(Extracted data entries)
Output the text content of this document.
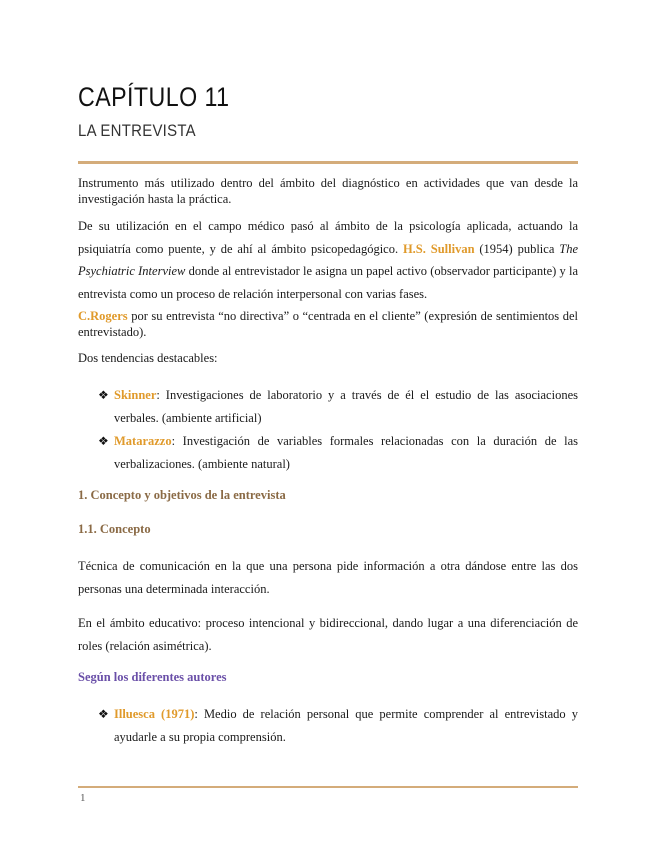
CAPÍTULO 11
LA ENTREVISTA

Instrumento más utilizado dentro del ámbito del diagnóstico en actividades que van desde la investigación hasta la práctica.

De su utilización en el campo médico pasó al ámbito de la psicología aplicada, actuando la psiquiatría como puente, y de ahí al ámbito psicopedagógico. H.S. Sullivan (1954) publica The Psychiatric Interview donde al entrevistador le asigna un papel activo (observador participante) y la entrevista como un proceso de relación interpersonal con varias fases.

C.Rogers por su entrevista “no directiva” o “centrada en el cliente” (expresión de sentimientos del entrevistado).

Dos tendencias destacables:

❖ Skinner: Investigaciones de laboratorio y a través de él el estudio de las asociaciones verbales. (ambiente artificial)
❖ Matarazzo: Investigación de variables formales relacionadas con la duración de las verbalizaciones. (ambiente natural)
1. Concepto y objetivos de la entrevista
1.1. Concepto

Técnica de comunicación en la que una persona pide información a otra dándose entre las dos personas una determinada interacción.

En el ámbito educativo: proceso intencional y bidireccional, dando lugar a una diferenciación de roles (relación asimétrica).

Según los diferentes autores
❖ Illuesca (1971): Medio de relación personal que permite comprender al entrevistado y ayudarle a su propia comprensión.
1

## [Task]
Go through the listing above and quote it exactly, apart from its images.

## [Solution for this task]
Output the text content of this document.
CAPÍTULO 11
LA ENTREVISTA

Instrumento más utilizado dentro del ámbito del diagnóstico en actividades que van desde la investigación hasta la práctica.

De su utilización en el campo médico pasó al ámbito de la psicología aplicada, actuando la psiquiatría como puente, y de ahí al ámbito psicopedagógico. H.S. Sullivan (1954) publica The Psychiatric Interview donde al entrevistador le asigna un papel activo (observador participante) y la entrevista como un proceso de relación interpersonal con varias fases.

C.Rogers por su entrevista “no directiva” o “centrada en el cliente” (expresión de sentimientos del entrevistado).

Dos tendencias destacables:

❖ Skinner: Investigaciones de laboratorio y a través de él el estudio de las asociaciones verbales. (ambiente artificial)
❖ Matarazzo: Investigación de variables formales relacionadas con la duración de las verbalizaciones. (ambiente natural)
1. Concepto y objetivos de la entrevista
1.1. Concepto

Técnica de comunicación en la que una persona pide información a otra dándose entre las dos personas una determinada interacción.

En el ámbito educativo: proceso intencional y bidireccional, dando lugar a una diferenciación de roles (relación asimétrica).

Según los diferentes autores
❖ Illuesca (1971): Medio de relación personal que permite comprender al entrevistado y ayudarle a su propia comprensión.
1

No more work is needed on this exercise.